▶ Exercise goal:
Return each line of the data below exactly, omitting any pictures.

▶ Supplied data:

• • • •

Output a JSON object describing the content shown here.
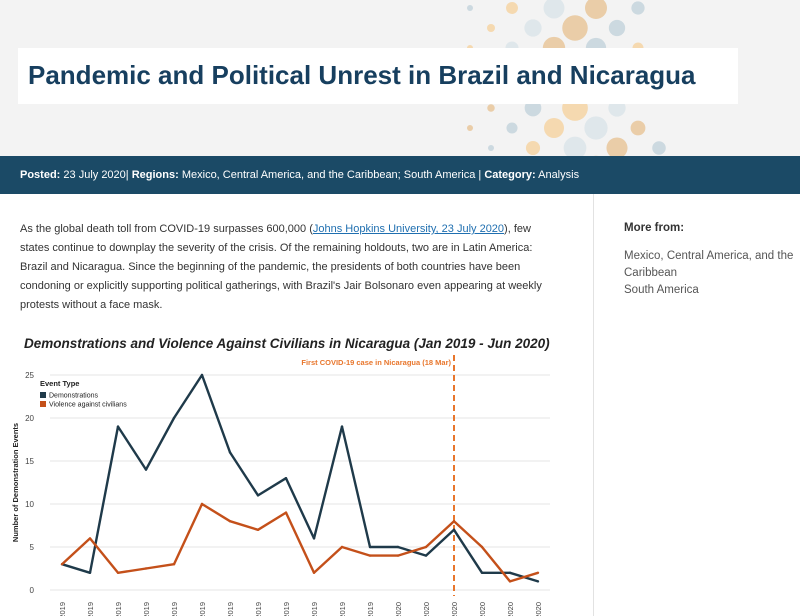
{
  "page": {
    "title": "Pandemic and Political Unrest in Brazil and Nicaragua"
  },
  "meta": {
    "posted_label": "Posted:",
    "posted_value": "23 July 2020",
    "regions_label": "Regions:",
    "regions_value": "Mexico, Central America, and the Caribbean; South America",
    "category_label": "Category:",
    "category_value": "Analysis"
  },
  "intro": {
    "text_before": "As the global death toll from COVID-19 surpasses 600,000 (",
    "link_text": "Johns Hopkins University, 23 July 2020",
    "text_after": "), few states continue to downplay the severity of the crisis. Of the remaining holdouts, two are in Latin America: Brazil and Nicaragua. Since the beginning of the pandemic, the presidents of both countries have been condoning or explicitly supporting political gatherings, with Brazil's Jair Bolsonaro even appearing at weekly protests without a face mask."
  },
  "sidebar": {
    "heading": "More from:",
    "links": [
      "Mexico, Central America, and the Caribbean",
      "South America"
    ]
  },
  "colors": {
    "navy": "#173f5f",
    "meta_bar": "#1b4a66",
    "demonstrations": "#1f3a4a",
    "violence": "#c4501a",
    "covid_line": "#e8762c"
  },
  "chart_data": {
    "type": "line",
    "title": "Demonstrations and Violence Against Civilians in Nicaragua (Jan 2019 - Jun 2020)",
    "ylabel": "Number of Demonstration Events",
    "xlabel": "",
    "ylim": [
      0,
      25
    ],
    "yticks": [
      0,
      5,
      10,
      15,
      20,
      25
    ],
    "grid": true,
    "legend_title": "Event Type",
    "legend_position": "top-left",
    "categories": [
      "2019",
      "2019",
      "2019",
      "2019",
      "2019",
      "2019",
      "2019",
      "2019",
      "2019",
      "2019",
      "2019",
      "2019",
      "2020",
      "2020",
      "2020",
      "2020",
      "2020",
      "2020"
    ],
    "series": [
      {
        "name": "Demonstrations",
        "color": "#1f3a4a",
        "values": [
          3,
          2,
          19,
          14,
          20,
          25,
          16,
          11,
          13,
          6,
          19,
          5,
          5,
          4,
          7,
          2,
          2,
          1
        ]
      },
      {
        "name": "Violence against civilians",
        "color": "#c4501a",
        "values": [
          3,
          6,
          2,
          2.5,
          3,
          10,
          8,
          7,
          9,
          2,
          5,
          4,
          4,
          5,
          8,
          5,
          1,
          2
        ]
      }
    ],
    "annotation": {
      "text": "First COVID-19 case in Nicaragua (18 Mar)",
      "x_index": 14
    }
  }
}
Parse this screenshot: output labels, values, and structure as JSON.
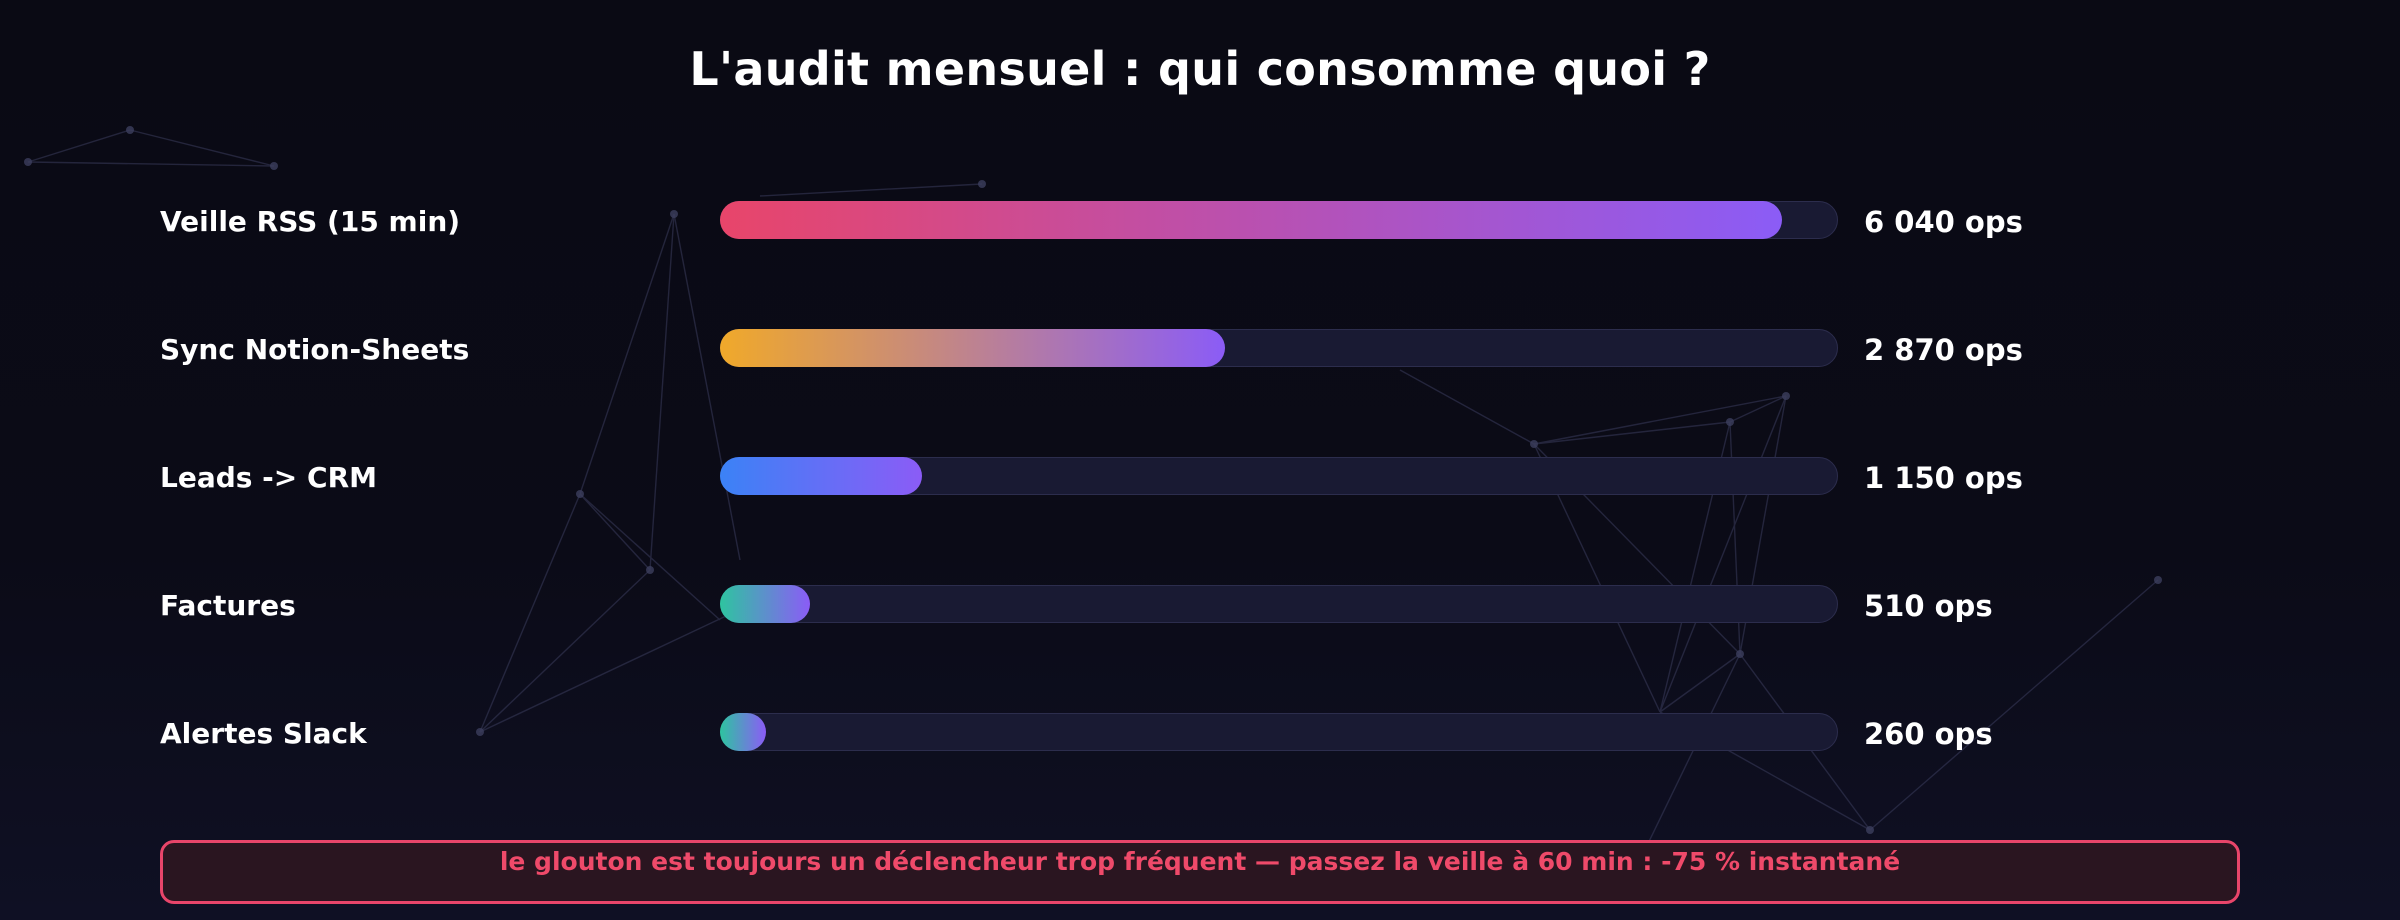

• • • •

▶ Task response:
Output a JSON object describing the content shown here.
{
  "page": {
    "title": "Pandemic and Political Unrest in Brazil and Nicaragua"
  },
  "meta": {
    "posted_label": "Posted:",
    "posted_value": "23 July 2020",
    "regions_label": "Regions:",
    "regions_value": "Mexico, Central America, and the Caribbean; South America",
    "category_label": "Category:",
    "category_value": "Analysis"
  },
  "intro": {
    "text_before": "As the global death toll from COVID-19 surpasses 600,000 (",
    "link_text": "Johns Hopkins University, 23 July 2020",
    "text_after": "), few states continue to downplay the severity of the crisis. Of the remaining holdouts, two are in Latin America: Brazil and Nicaragua. Since the beginning of the pandemic, the presidents of both countries have been condoning or explicitly supporting political gatherings, with Brazil's Jair Bolsonaro even appearing at weekly protests without a face mask."
  },
  "sidebar": {
    "heading": "More from:",
    "links": [
      "Mexico, Central America, and the Caribbean",
      "South America"
    ]
  },
  "colors": {
    "navy": "#173f5f",
    "meta_bar": "#1b4a66",
    "demonstrations": "#1f3a4a",
    "violence": "#c4501a",
    "covid_line": "#e8762c"
  },
  "chart_data": {
    "type": "line",
    "title": "Demonstrations and Violence Against Civilians in Nicaragua (Jan 2019 - Jun 2020)",
    "ylabel": "Number of Demonstration Events",
    "xlabel": "",
    "ylim": [
      0,
      25
    ],
    "yticks": [
      0,
      5,
      10,
      15,
      20,
      25
    ],
    "grid": true,
    "legend_title": "Event Type",
    "legend_position": "top-left",
    "categories": [
      "2019",
      "2019",
      "2019",
      "2019",
      "2019",
      "2019",
      "2019",
      "2019",
      "2019",
      "2019",
      "2019",
      "2019",
      "2020",
      "2020",
      "2020",
      "2020",
      "2020",
      "2020"
    ],
    "series": [
      {
        "name": "Demonstrations",
        "color": "#1f3a4a",
        "values": [
          3,
          2,
          19,
          14,
          20,
          25,
          16,
          11,
          13,
          6,
          19,
          5,
          5,
          4,
          7,
          2,
          2,
          1
        ]
      },
      {
        "name": "Violence against civilians",
        "color": "#c4501a",
        "values": [
          3,
          6,
          2,
          2.5,
          3,
          10,
          8,
          7,
          9,
          2,
          5,
          4,
          4,
          5,
          8,
          5,
          1,
          2
        ]
      }
    ],
    "annotation": {
      "text": "First COVID-19 case in Nicaragua (18 Mar)",
      "x_index": 14
    }
  }
}
Parse this screenshot: output labels, values, and structure as JSON.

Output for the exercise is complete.